__SET PROBLEM__:
Write out the lines of the records below, from the line holding "collapse-triangle-icon[interactable]: ▼ xyxy=(1018,536,1044,551)" through the line holding "active-check-icon[interactable]: ✔ xyxy=(11,410,27,427)", both included, without any change.

===== SUPPLIED MATERIAL =====

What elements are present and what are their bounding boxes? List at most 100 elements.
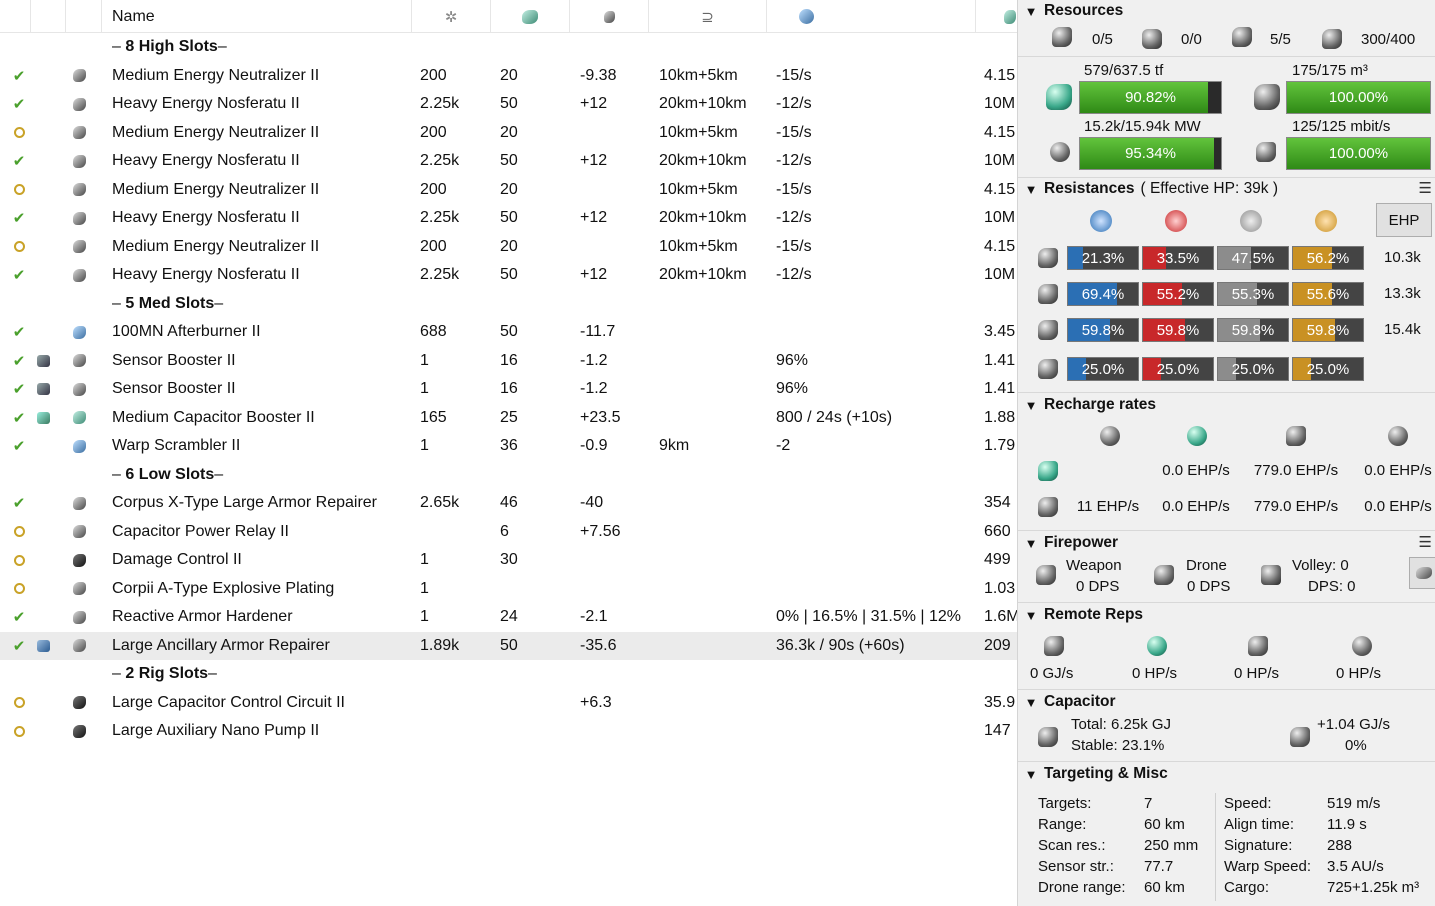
collapse-triangle-icon[interactable]: ▼ xyxy=(1018,536,1044,551)
active-check-icon[interactable]: ✔ xyxy=(11,353,27,370)
active-check-icon[interactable]: ✔ xyxy=(11,381,27,398)
collapse-triangle-icon[interactable]: ▼ xyxy=(1018,182,1044,197)
stat-value: 11.9 s xyxy=(1327,816,1367,833)
table-row[interactable]: Damage Control II 1 30 499 xyxy=(0,546,1017,575)
table-row[interactable]: ✔ Heavy Energy Nosferatu II 2.25k 50 +12 20km… xyxy=(0,204,1017,233)
active-check-icon[interactable]: ✔ xyxy=(11,410,27,427)
table-row[interactable]: ✔ 100MN Afterburner II 688 50 -11.7 3.45 xyxy=(0,318,1017,347)
module-name: Medium Energy Neutralizer II xyxy=(112,237,320,255)
online-state-icon[interactable] xyxy=(11,552,27,568)
table-row[interactable]: ✔ Large Ancillary Armor Repairer 1.89k 50 -3… xyxy=(0,631,1017,660)
active-check-icon[interactable]: ✔ xyxy=(11,438,27,455)
explosive-damage-icon xyxy=(1315,210,1337,232)
firepower-menu-icon[interactable]: ☰ xyxy=(1419,533,1432,551)
recharge-header[interactable]: ▼ Recharge rates xyxy=(1018,394,1435,416)
collapse-triangle-icon[interactable]: ▼ xyxy=(1018,695,1044,710)
header-icon[interactable] xyxy=(66,0,102,33)
fitting-window: Name ✲ ⊇ – 8 High Slots– ✔ Medium Energy N… xyxy=(0,0,1435,906)
active-check-icon[interactable]: ✔ xyxy=(11,210,27,227)
table-row[interactable]: Corpii A-Type Explosive Plating 1 1.03 xyxy=(0,575,1017,604)
resistances-header[interactable]: ▼ Resistances ( Effective HP: 39k ) ☰ xyxy=(1018,178,1435,200)
header-name[interactable]: Name xyxy=(102,0,412,33)
collapse-triangle-icon[interactable]: ▼ xyxy=(1018,767,1044,782)
active-check-icon[interactable]: ✔ xyxy=(11,638,27,655)
table-row[interactable]: ✔ Heavy Energy Nosferatu II 2.25k 50 +12 20km… xyxy=(0,261,1017,290)
table-row[interactable]: ✔ Corpus X-Type Large Armor Repairer 2.65k… xyxy=(0,489,1017,518)
module-name: Large Ancillary Armor Repairer xyxy=(112,636,330,654)
header-capacitor[interactable] xyxy=(570,0,649,33)
module-cpu: 1 xyxy=(420,608,429,625)
module-price: 1.88 xyxy=(984,408,1016,426)
header-charge[interactable] xyxy=(31,0,66,33)
ehp-toggle-button[interactable]: EHP xyxy=(1376,203,1432,237)
section-label: – 5 Med Slots– xyxy=(112,294,224,312)
table-row[interactable]: Medium Energy Neutralizer II 200 20 10km+5k… xyxy=(0,119,1017,148)
online-state-icon[interactable] xyxy=(11,524,27,540)
table-row[interactable]: ✔ Warp Scrambler II 1 36 -0.9 9km -2 1.79 xyxy=(0,432,1017,461)
active-check-icon[interactable]: ✔ xyxy=(11,495,27,512)
module-cap: -11.7 xyxy=(580,323,616,340)
table-row[interactable]: Medium Energy Neutralizer II 200 20 10km+5k… xyxy=(0,176,1017,205)
table-row[interactable]: ✔ Heavy Energy Nosferatu II 2.25k 50 +12 20km… xyxy=(0,90,1017,119)
module-pg: 16 xyxy=(500,351,518,369)
online-state-icon[interactable] xyxy=(11,581,27,597)
header-range[interactable]: ⊇ xyxy=(649,0,767,33)
charge-icon xyxy=(35,353,51,369)
slot-section-header: – 6 Low Slots– xyxy=(0,461,1017,490)
online-state-icon[interactable] xyxy=(11,182,27,198)
table-row[interactable]: ✔ Medium Energy Neutralizer II 200 20 -9.38 1… xyxy=(0,62,1017,91)
online-state-icon[interactable] xyxy=(11,125,27,141)
module-name: Medium Capacitor Booster II xyxy=(112,408,315,426)
module-price: 4.15 xyxy=(984,237,1016,255)
active-check-icon[interactable]: ✔ xyxy=(11,68,27,85)
resist-bar: 55.3% xyxy=(1217,282,1289,306)
table-row[interactable]: ✔ Sensor Booster II 1 16 -1.2 96% 1.41 xyxy=(0,347,1017,376)
firepower-settings-button[interactable] xyxy=(1409,557,1435,589)
remote-reps-header[interactable]: ▼ Remote Reps xyxy=(1018,604,1435,626)
stat-value: 60 km xyxy=(1144,879,1185,896)
header-misc[interactable] xyxy=(767,0,976,33)
resistances-menu-icon[interactable]: ☰ xyxy=(1419,179,1432,197)
table-row[interactable]: ✔ Sensor Booster II 1 16 -1.2 96% 1.41 xyxy=(0,375,1017,404)
firepower-header[interactable]: ▼ Firepower ☰ xyxy=(1018,532,1435,554)
resources-header[interactable]: ▼ Resources xyxy=(1018,0,1435,22)
collapse-triangle-icon[interactable]: ▼ xyxy=(1018,4,1044,19)
table-row[interactable]: Medium Energy Neutralizer II 200 20 10km+5k… xyxy=(0,233,1017,262)
resist-value: 25.0% xyxy=(1081,360,1125,378)
module-name: Reactive Armor Hardener xyxy=(112,608,293,625)
weapon-label: Weapon xyxy=(1066,557,1122,574)
volley-value: Volley: 0 xyxy=(1292,557,1349,574)
header-cpu[interactable]: ✲ xyxy=(412,0,491,33)
header-state[interactable] xyxy=(0,0,31,33)
active-check-icon[interactable]: ✔ xyxy=(11,609,27,626)
capacitor-header[interactable]: ▼ Capacitor xyxy=(1018,691,1435,713)
module-table[interactable]: Name ✲ ⊇ – 8 High Slots– ✔ Medium Energy N… xyxy=(0,0,1017,906)
active-check-icon[interactable]: ✔ xyxy=(11,153,27,170)
table-row[interactable]: Large Auxiliary Nano Pump II 147 xyxy=(0,717,1017,746)
collapse-triangle-icon[interactable]: ▼ xyxy=(1018,608,1044,623)
targeting-header[interactable]: ▼ Targeting & Misc xyxy=(1018,763,1435,785)
table-row[interactable]: Capacitor Power Relay II 6 +7.56 660 xyxy=(0,518,1017,547)
module-cap: -0.9 xyxy=(580,437,608,454)
module-cap: -1.2 xyxy=(580,351,608,369)
collapse-triangle-icon[interactable]: ▼ xyxy=(1018,398,1044,413)
online-state-icon[interactable] xyxy=(11,695,27,711)
table-row[interactable]: Large Capacitor Control Circuit II +6.3 35… xyxy=(0,689,1017,718)
online-state-icon[interactable] xyxy=(11,723,27,739)
header-price[interactable] xyxy=(976,0,1017,33)
module-price: 10M xyxy=(984,209,1016,226)
resistances-title: Resistances xyxy=(1044,180,1135,197)
table-row[interactable]: ✔ Reactive Armor Hardener 1 24 -2.1 0% | 16.5… xyxy=(0,603,1017,632)
module-cap: -35.6 xyxy=(580,636,617,654)
table-row[interactable]: ✔ Medium Capacitor Booster II 165 25 +23.5 80… xyxy=(0,404,1017,433)
table-row[interactable]: ✔ Heavy Energy Nosferatu II 2.25k 50 +12 20km… xyxy=(0,147,1017,176)
volley-icon xyxy=(1261,565,1281,585)
header-powergrid[interactable] xyxy=(491,0,570,33)
active-check-icon[interactable]: ✔ xyxy=(11,96,27,113)
remote-armor-icon xyxy=(1147,636,1167,656)
calibration-icon xyxy=(1254,84,1280,110)
online-state-icon[interactable] xyxy=(11,239,27,255)
capacitor-total: Total: 6.25k GJ xyxy=(1071,716,1172,733)
active-check-icon[interactable]: ✔ xyxy=(11,267,27,284)
active-check-icon[interactable]: ✔ xyxy=(11,324,27,341)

=====

__THE RESULT__:
collapse-triangle-icon[interactable]: ▼ xyxy=(1018,536,1044,551)
active-check-icon[interactable]: ✔ xyxy=(11,353,27,370)
active-check-icon[interactable]: ✔ xyxy=(11,381,27,398)
collapse-triangle-icon[interactable]: ▼ xyxy=(1018,182,1044,197)
stat-value: 11.9 s xyxy=(1327,816,1367,833)
table-row[interactable]: Damage Control II 1 30 499 xyxy=(0,546,1017,575)
table-row[interactable]: ✔ Heavy Energy Nosferatu II 2.25k 50 +12 20km… xyxy=(0,204,1017,233)
active-check-icon[interactable]: ✔ xyxy=(11,410,27,427)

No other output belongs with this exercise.